## Instructions to follow
From the records below, print only the part that opens with the line containing "What data populates" and closes with the line containing "Extract the structured"; omit the pictures.

※ ※ ※

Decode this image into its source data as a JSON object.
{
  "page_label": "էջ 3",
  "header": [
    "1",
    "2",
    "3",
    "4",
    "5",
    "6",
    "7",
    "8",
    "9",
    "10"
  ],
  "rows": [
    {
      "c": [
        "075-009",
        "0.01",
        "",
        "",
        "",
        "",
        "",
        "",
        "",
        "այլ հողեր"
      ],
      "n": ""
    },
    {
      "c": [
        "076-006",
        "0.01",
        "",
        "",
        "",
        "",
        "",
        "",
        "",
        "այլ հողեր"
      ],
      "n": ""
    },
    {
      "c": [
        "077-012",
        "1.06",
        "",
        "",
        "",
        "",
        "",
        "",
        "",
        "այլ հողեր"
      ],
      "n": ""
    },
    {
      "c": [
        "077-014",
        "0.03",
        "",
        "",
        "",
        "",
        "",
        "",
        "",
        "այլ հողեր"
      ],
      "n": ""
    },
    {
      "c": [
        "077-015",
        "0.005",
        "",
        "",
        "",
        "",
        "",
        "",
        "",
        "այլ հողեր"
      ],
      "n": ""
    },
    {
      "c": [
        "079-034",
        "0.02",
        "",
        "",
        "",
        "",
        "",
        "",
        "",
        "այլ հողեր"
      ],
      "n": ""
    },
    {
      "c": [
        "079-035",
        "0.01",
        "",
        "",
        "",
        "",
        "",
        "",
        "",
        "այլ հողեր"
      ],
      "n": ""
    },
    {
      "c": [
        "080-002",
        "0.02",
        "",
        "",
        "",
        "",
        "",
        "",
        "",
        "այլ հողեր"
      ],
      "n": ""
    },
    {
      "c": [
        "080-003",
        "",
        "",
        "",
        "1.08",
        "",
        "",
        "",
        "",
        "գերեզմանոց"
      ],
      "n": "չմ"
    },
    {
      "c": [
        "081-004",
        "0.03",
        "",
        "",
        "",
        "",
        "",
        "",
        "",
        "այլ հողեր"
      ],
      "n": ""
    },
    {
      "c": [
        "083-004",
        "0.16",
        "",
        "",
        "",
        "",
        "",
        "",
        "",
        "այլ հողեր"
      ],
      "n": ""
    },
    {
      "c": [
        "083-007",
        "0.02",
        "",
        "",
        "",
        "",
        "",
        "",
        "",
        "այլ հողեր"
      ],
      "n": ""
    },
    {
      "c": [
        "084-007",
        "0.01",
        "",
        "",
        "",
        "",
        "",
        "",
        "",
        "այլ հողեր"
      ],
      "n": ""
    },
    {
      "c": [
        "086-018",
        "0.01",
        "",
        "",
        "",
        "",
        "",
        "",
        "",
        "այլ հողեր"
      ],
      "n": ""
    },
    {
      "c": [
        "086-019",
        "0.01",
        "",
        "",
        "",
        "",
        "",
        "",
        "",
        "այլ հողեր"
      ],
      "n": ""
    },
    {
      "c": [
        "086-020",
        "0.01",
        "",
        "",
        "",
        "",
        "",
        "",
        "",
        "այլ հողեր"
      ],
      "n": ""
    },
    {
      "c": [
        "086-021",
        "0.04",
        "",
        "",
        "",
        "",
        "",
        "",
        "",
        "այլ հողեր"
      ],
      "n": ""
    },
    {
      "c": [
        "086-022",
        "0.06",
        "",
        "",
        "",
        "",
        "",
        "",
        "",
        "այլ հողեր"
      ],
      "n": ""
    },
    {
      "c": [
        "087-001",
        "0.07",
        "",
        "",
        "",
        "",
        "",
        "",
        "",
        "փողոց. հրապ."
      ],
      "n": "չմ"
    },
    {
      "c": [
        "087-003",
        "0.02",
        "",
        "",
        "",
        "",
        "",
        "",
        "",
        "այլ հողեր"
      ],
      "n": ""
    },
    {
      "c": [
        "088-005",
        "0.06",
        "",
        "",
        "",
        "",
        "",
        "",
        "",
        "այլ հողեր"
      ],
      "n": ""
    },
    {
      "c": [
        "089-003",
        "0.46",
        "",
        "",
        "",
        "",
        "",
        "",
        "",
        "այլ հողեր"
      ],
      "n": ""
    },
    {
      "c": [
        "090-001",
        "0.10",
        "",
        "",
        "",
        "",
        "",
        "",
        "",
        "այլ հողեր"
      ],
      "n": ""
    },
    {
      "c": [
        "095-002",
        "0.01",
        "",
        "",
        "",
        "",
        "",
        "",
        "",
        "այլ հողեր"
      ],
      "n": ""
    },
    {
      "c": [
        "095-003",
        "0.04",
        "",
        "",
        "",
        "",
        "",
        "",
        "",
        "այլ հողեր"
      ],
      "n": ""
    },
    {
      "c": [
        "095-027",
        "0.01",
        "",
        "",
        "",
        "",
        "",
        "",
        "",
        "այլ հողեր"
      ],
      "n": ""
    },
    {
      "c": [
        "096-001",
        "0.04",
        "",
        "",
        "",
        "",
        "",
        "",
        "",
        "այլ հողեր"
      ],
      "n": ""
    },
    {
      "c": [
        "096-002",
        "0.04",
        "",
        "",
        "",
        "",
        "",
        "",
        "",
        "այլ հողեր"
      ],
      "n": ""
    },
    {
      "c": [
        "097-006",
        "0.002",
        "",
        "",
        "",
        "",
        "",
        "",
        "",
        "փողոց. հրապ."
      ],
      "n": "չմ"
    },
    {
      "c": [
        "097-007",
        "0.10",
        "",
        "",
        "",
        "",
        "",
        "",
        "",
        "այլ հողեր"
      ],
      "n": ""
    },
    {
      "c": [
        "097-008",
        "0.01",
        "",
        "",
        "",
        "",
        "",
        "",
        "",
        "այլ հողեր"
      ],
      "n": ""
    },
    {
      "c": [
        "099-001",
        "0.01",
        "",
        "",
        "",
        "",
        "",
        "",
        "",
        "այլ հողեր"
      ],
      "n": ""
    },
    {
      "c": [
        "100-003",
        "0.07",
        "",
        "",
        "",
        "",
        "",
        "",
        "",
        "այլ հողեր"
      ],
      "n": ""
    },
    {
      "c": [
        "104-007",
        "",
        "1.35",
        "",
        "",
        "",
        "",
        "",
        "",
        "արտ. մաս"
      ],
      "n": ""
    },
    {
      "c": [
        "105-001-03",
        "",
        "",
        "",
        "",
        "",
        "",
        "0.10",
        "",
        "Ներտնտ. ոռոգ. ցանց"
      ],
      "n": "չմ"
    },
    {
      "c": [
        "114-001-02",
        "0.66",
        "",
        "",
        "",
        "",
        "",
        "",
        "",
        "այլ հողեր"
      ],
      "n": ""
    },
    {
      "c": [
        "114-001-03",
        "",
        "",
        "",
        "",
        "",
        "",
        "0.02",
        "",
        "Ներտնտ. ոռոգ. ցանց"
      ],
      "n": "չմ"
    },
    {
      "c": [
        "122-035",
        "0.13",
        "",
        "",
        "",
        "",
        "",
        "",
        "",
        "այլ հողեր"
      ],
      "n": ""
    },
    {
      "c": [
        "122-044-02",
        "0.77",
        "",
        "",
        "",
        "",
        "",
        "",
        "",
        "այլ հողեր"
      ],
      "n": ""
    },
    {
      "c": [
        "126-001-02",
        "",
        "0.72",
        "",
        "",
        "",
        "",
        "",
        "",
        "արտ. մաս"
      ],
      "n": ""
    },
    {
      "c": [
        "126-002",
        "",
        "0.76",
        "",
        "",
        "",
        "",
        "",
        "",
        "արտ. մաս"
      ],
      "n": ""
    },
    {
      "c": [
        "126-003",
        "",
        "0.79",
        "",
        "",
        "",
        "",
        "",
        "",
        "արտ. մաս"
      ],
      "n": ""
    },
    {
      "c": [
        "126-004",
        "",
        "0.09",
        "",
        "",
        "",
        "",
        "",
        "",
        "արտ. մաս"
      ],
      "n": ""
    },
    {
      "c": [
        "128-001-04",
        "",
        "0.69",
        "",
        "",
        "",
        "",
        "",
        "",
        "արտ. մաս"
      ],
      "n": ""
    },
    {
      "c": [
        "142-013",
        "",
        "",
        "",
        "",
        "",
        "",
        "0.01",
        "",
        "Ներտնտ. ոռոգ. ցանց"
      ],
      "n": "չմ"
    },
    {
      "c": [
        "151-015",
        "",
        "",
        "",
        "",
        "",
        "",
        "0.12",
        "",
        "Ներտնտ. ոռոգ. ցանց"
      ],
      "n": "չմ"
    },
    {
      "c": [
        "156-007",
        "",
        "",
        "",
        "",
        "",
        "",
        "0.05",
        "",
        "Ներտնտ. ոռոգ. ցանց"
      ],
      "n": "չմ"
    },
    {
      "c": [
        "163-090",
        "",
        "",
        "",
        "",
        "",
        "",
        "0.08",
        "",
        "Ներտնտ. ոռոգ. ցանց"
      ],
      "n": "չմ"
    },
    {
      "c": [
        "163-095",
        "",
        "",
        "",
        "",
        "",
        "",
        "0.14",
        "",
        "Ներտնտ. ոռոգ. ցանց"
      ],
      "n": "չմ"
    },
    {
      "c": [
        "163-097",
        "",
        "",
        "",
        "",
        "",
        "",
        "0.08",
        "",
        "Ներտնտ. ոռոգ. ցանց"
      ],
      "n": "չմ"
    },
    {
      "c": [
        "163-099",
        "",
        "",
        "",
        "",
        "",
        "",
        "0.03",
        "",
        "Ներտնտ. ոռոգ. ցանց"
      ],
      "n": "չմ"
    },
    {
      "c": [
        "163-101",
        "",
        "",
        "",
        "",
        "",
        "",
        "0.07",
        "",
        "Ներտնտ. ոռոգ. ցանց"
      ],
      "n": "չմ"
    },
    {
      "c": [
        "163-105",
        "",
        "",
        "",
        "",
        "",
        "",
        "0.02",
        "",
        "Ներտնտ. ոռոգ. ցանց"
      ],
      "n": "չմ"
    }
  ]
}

※ ※ ※

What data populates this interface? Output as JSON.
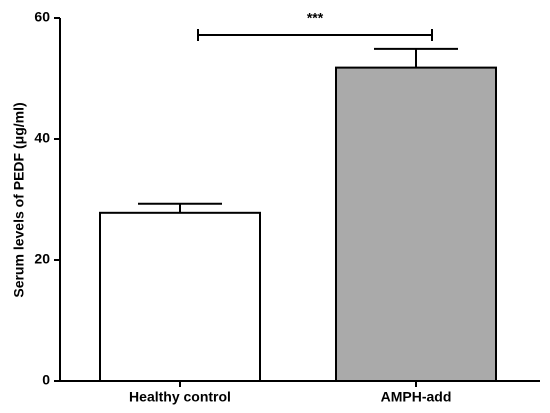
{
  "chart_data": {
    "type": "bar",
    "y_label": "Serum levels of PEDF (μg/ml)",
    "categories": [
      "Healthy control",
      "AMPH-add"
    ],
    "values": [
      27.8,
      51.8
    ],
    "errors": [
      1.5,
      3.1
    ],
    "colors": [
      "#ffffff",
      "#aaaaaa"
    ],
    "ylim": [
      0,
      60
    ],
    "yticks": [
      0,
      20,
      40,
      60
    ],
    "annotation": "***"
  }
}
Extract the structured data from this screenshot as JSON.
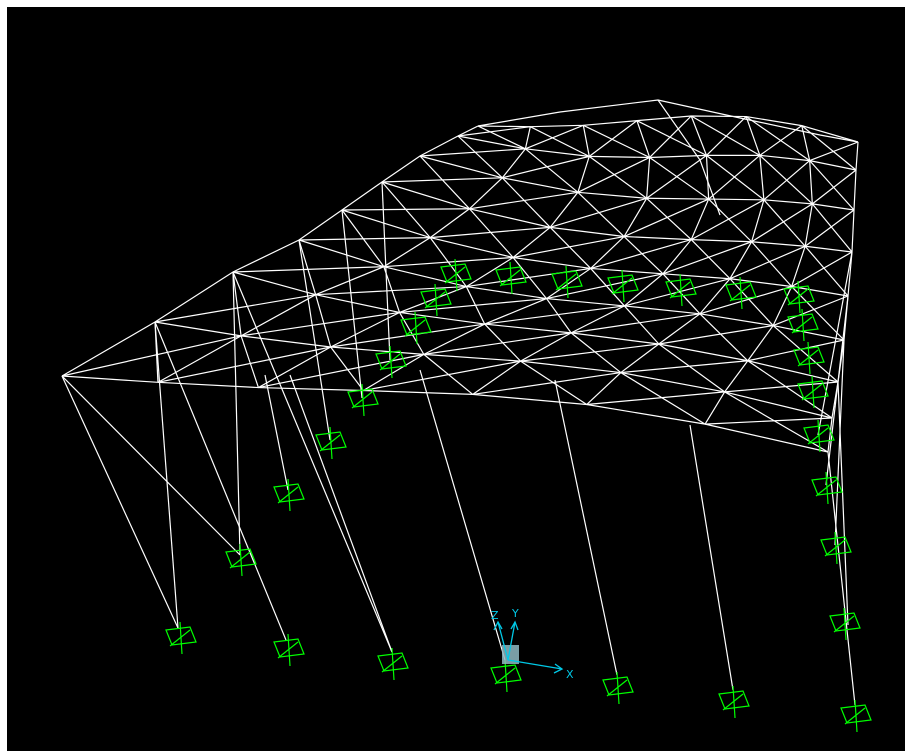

※ ※ ※

## Answer to this task
What data populates this interface? Output as JSON.
{
  "chart_data": {
    "type": "bar",
    "y_label": "Serum levels of PEDF (μg/ml)",
    "categories": [
      "Healthy control",
      "AMPH-add"
    ],
    "values": [
      27.8,
      51.8
    ],
    "errors": [
      1.5,
      3.1
    ],
    "colors": [
      "#ffffff",
      "#aaaaaa"
    ],
    "ylim": [
      0,
      60
    ],
    "yticks": [
      0,
      20,
      40,
      60
    ],
    "annotation": "***"
  }
}
Extract the structured data from this screenshot as JSON.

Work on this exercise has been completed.